[Problem requirements]:
Every entry must be echoed exactly.

[Data section]:

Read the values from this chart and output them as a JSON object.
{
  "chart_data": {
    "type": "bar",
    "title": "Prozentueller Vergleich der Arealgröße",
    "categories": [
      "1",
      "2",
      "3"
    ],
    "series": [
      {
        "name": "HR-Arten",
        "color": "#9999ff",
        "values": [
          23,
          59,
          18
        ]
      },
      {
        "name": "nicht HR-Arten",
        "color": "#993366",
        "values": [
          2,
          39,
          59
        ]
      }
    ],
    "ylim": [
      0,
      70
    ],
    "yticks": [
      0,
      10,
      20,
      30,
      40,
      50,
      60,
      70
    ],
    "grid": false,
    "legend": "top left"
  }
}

[Exercise response]:
Read the values from this chart and output them as a JSON object.
{
  "chart_data": {
    "type": "bar",
    "title": "Prozentueller Vergleich der Arealgröße",
    "categories": [
      "1",
      "2",
      "3"
    ],
    "series": [
      {
        "name": "HR-Arten",
        "color": "#9999ff",
        "values": [
          23,
          59,
          18
        ]
      },
      {
        "name": "nicht HR-Arten",
        "color": "#993366",
        "values": [
          2,
          39,
          59
        ]
      }
    ],
    "ylim": [
      0,
      70
    ],
    "yticks": [
      0,
      10,
      20,
      30,
      40,
      50,
      60,
      70
    ],
    "grid": false,
    "legend": "top left"
  }
}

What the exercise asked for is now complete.